Short task — Print all of the following entries unchanged, line for line.

Supplied material —

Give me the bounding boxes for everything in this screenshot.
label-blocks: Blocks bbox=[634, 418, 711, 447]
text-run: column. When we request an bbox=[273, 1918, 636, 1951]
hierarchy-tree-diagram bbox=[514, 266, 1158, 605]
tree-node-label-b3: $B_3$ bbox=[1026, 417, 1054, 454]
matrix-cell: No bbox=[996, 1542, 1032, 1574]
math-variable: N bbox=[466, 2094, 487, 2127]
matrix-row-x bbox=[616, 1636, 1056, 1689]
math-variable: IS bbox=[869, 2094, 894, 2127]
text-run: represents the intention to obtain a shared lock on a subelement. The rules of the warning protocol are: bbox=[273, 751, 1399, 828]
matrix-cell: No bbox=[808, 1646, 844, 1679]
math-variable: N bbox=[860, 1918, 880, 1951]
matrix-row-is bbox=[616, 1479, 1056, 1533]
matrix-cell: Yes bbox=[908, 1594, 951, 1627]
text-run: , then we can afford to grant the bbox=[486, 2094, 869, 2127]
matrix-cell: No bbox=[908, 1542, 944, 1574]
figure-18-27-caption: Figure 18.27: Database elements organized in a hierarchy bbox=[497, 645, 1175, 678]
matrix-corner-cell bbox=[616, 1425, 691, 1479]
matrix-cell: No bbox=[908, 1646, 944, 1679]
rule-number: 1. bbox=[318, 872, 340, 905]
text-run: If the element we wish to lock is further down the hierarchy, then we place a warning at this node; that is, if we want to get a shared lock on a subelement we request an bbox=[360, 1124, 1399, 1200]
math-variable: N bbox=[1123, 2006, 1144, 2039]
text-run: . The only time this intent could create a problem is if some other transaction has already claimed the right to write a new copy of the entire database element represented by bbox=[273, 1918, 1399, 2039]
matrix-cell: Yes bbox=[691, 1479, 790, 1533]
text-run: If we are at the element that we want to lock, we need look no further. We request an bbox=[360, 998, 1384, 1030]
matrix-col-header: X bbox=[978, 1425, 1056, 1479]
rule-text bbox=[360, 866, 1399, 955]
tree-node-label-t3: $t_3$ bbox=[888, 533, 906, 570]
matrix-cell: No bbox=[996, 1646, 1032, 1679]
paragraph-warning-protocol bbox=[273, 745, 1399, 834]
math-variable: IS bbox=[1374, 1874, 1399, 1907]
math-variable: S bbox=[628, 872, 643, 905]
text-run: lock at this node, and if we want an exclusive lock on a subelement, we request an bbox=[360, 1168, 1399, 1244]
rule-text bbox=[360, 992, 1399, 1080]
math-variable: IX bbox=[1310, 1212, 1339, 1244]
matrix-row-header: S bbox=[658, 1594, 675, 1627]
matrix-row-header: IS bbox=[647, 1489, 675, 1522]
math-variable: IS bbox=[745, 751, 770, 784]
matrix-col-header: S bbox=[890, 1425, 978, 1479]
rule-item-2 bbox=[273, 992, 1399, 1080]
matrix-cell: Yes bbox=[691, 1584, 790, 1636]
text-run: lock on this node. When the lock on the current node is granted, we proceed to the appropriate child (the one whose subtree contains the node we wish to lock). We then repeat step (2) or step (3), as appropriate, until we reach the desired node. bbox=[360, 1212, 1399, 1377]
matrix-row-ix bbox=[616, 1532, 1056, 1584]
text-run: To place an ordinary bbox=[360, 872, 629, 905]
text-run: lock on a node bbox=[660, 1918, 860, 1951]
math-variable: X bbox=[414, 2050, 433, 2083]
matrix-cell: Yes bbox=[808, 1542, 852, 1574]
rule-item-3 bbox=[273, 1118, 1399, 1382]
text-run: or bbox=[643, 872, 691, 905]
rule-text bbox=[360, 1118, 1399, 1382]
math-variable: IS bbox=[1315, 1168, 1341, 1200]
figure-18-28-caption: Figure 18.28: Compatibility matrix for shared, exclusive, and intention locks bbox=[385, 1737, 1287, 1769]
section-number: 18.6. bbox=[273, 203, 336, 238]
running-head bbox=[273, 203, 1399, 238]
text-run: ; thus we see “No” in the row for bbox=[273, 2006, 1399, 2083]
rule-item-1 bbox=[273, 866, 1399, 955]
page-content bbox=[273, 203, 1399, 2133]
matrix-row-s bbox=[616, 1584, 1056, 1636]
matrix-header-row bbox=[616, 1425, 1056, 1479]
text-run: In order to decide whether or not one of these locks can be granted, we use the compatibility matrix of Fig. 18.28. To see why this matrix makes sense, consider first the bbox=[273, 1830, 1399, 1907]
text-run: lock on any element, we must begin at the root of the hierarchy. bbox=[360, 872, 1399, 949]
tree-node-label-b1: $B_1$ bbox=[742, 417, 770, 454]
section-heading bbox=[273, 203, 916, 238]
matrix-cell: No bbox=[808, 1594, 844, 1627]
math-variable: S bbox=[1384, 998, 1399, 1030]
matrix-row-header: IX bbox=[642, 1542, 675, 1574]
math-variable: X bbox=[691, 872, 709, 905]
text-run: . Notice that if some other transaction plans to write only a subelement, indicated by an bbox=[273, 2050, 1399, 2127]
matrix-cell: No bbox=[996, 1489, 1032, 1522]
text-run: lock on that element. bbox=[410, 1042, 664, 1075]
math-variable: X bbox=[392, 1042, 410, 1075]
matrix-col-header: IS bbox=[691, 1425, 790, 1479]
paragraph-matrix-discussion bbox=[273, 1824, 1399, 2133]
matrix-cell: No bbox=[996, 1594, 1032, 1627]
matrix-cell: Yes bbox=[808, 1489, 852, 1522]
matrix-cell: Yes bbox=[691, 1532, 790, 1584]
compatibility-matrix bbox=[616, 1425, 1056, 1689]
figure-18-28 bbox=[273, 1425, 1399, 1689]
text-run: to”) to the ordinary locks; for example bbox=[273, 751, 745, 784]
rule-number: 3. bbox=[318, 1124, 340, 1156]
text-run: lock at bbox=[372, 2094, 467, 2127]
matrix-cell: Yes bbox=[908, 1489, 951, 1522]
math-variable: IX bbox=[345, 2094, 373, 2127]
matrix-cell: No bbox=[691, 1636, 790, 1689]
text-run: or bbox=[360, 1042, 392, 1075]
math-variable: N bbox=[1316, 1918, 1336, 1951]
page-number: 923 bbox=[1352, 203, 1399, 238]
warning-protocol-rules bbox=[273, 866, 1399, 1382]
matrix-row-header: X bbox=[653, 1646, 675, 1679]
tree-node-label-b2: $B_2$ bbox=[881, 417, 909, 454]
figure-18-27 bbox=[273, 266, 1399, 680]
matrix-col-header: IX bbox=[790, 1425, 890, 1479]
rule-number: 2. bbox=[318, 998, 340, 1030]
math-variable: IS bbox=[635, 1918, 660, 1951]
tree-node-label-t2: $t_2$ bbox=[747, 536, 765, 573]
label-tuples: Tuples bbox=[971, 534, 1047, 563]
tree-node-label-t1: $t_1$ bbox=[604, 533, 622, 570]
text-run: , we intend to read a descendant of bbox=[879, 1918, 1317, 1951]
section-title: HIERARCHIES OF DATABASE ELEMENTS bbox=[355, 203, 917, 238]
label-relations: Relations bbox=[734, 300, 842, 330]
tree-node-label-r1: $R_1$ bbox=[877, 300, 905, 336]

Response to this exercise —
Give me the bounding boxes for everything in this screenshot.
label-blocks: Blocks bbox=[634, 418, 711, 447]
text-run: column. When we request an bbox=[273, 1918, 636, 1951]
hierarchy-tree-diagram bbox=[514, 266, 1158, 605]
tree-node-label-b3: $B_3$ bbox=[1026, 417, 1054, 454]
matrix-cell: No bbox=[996, 1542, 1032, 1574]
math-variable: N bbox=[466, 2094, 487, 2127]
matrix-row-x bbox=[616, 1636, 1056, 1689]
math-variable: IS bbox=[869, 2094, 894, 2127]
text-run: represents the intention to obtain a shared lock on a subelement. The rules of the warning protocol are: bbox=[273, 751, 1399, 828]
matrix-cell: No bbox=[808, 1646, 844, 1679]
math-variable: N bbox=[860, 1918, 880, 1951]
matrix-row-is bbox=[616, 1479, 1056, 1533]
matrix-cell: Yes bbox=[908, 1594, 951, 1627]
text-run: , then we can afford to grant the bbox=[486, 2094, 869, 2127]
matrix-cell: No bbox=[908, 1542, 944, 1574]
figure-18-27-caption: Figure 18.27: Database elements organized in a hierarchy bbox=[497, 645, 1175, 678]
matrix-corner-cell bbox=[616, 1425, 691, 1479]
matrix-cell: No bbox=[908, 1646, 944, 1679]
rule-number: 1. bbox=[318, 872, 340, 905]
text-run: If the element we wish to lock is further down the hierarchy, then we place a warning at this node; that is, if we want to get a shared lock on a subelement we request an bbox=[360, 1124, 1399, 1200]
math-variable: N bbox=[1123, 2006, 1144, 2039]
text-run: . The only time this intent could create a problem is if some other transaction has already claimed the right to write a new copy of the entire database element represented by bbox=[273, 1918, 1399, 2039]
matrix-cell: Yes bbox=[691, 1479, 790, 1533]
text-run: If we are at the element that we want to lock, we need look no further. We request an bbox=[360, 998, 1384, 1030]
matrix-col-header: X bbox=[978, 1425, 1056, 1479]
rule-text bbox=[360, 866, 1399, 955]
tree-node-label-t3: $t_3$ bbox=[888, 533, 906, 570]
matrix-cell: No bbox=[996, 1646, 1032, 1679]
paragraph-warning-protocol bbox=[273, 745, 1399, 834]
math-variable: IS bbox=[1374, 1874, 1399, 1907]
math-variable: S bbox=[628, 872, 643, 905]
text-run: lock at this node, and if we want an exclusive lock on a subelement, we request an bbox=[360, 1168, 1399, 1244]
rule-text bbox=[360, 992, 1399, 1080]
math-variable: IX bbox=[1310, 1212, 1339, 1244]
matrix-row-header: S bbox=[658, 1594, 675, 1627]
matrix-row-header: IS bbox=[647, 1489, 675, 1522]
math-variable: IS bbox=[745, 751, 770, 784]
matrix-col-header: S bbox=[890, 1425, 978, 1479]
rule-item-2 bbox=[273, 992, 1399, 1080]
matrix-cell: Yes bbox=[691, 1584, 790, 1636]
text-run: lock on this node. When the lock on the current node is granted, we proceed to the appropriate child (the one whose subtree contains the node we wish to lock). We then repeat step (2) or step (3), as appropriate, until we reach the desired node. bbox=[360, 1212, 1399, 1377]
matrix-row-ix bbox=[616, 1532, 1056, 1584]
text-run: To place an ordinary bbox=[360, 872, 629, 905]
text-run: lock on a node bbox=[660, 1918, 860, 1951]
math-variable: X bbox=[414, 2050, 433, 2083]
matrix-cell: Yes bbox=[808, 1542, 852, 1574]
rule-item-3 bbox=[273, 1118, 1399, 1382]
text-run: or bbox=[643, 872, 691, 905]
rule-text bbox=[360, 1118, 1399, 1382]
math-variable: IS bbox=[1315, 1168, 1341, 1200]
figure-18-28-caption: Figure 18.28: Compatibility matrix for shared, exclusive, and intention locks bbox=[385, 1737, 1287, 1769]
section-number: 18.6. bbox=[273, 203, 336, 238]
running-head bbox=[273, 203, 1399, 238]
text-run: ; thus we see “No” in the row for bbox=[273, 2006, 1399, 2083]
rule-item-1 bbox=[273, 866, 1399, 955]
page-content bbox=[273, 203, 1399, 2133]
matrix-row-s bbox=[616, 1584, 1056, 1636]
matrix-header-row bbox=[616, 1425, 1056, 1479]
text-run: In order to decide whether or not one of these locks can be granted, we use the compatibility matrix of Fig. 18.28. To see why this matrix makes sense, consider first the bbox=[273, 1830, 1399, 1907]
text-run: lock on any element, we must begin at the root of the hierarchy. bbox=[360, 872, 1399, 949]
tree-node-label-b1: $B_1$ bbox=[742, 417, 770, 454]
section-heading bbox=[273, 203, 916, 238]
matrix-cell: No bbox=[808, 1594, 844, 1627]
math-variable: S bbox=[1384, 998, 1399, 1030]
matrix-row-header: IX bbox=[642, 1542, 675, 1574]
math-variable: X bbox=[691, 872, 709, 905]
text-run: . Notice that if some other transaction plans to write only a subelement, indicated by an bbox=[273, 2050, 1399, 2127]
matrix-cell: No bbox=[996, 1489, 1032, 1522]
text-run: lock on that element. bbox=[410, 1042, 664, 1075]
math-variable: X bbox=[392, 1042, 410, 1075]
matrix-col-header: IS bbox=[691, 1425, 790, 1479]
paragraph-matrix-discussion bbox=[273, 1824, 1399, 2133]
matrix-cell: No bbox=[996, 1594, 1032, 1627]
matrix-cell: Yes bbox=[808, 1489, 852, 1522]
matrix-cell: Yes bbox=[691, 1532, 790, 1584]
compatibility-matrix bbox=[616, 1425, 1056, 1689]
figure-18-28 bbox=[273, 1425, 1399, 1689]
text-run: to”) to the ordinary locks; for example bbox=[273, 751, 745, 784]
rule-number: 3. bbox=[318, 1124, 340, 1156]
text-run: lock at bbox=[372, 2094, 467, 2127]
matrix-cell: Yes bbox=[908, 1489, 951, 1522]
math-variable: IX bbox=[345, 2094, 373, 2127]
matrix-cell: No bbox=[691, 1636, 790, 1689]
text-run: or bbox=[360, 1042, 392, 1075]
math-variable: N bbox=[1316, 1918, 1336, 1951]
page-number: 923 bbox=[1352, 203, 1399, 238]
warning-protocol-rules bbox=[273, 866, 1399, 1382]
matrix-row-header: X bbox=[653, 1646, 675, 1679]
tree-node-label-b2: $B_2$ bbox=[881, 417, 909, 454]
figure-18-27 bbox=[273, 266, 1399, 680]
matrix-col-header: IX bbox=[790, 1425, 890, 1479]
rule-number: 2. bbox=[318, 998, 340, 1030]
math-variable: IS bbox=[635, 1918, 660, 1951]
tree-node-label-t2: $t_2$ bbox=[747, 536, 765, 573]
label-tuples: Tuples bbox=[971, 534, 1047, 563]
tree-node-label-t1: $t_1$ bbox=[604, 533, 622, 570]
text-run: , we intend to read a descendant of bbox=[879, 1918, 1317, 1951]
section-title: HIERARCHIES OF DATABASE ELEMENTS bbox=[355, 203, 917, 238]
label-relations: Relations bbox=[734, 300, 842, 330]
tree-node-label-r1: $R_1$ bbox=[877, 300, 905, 336]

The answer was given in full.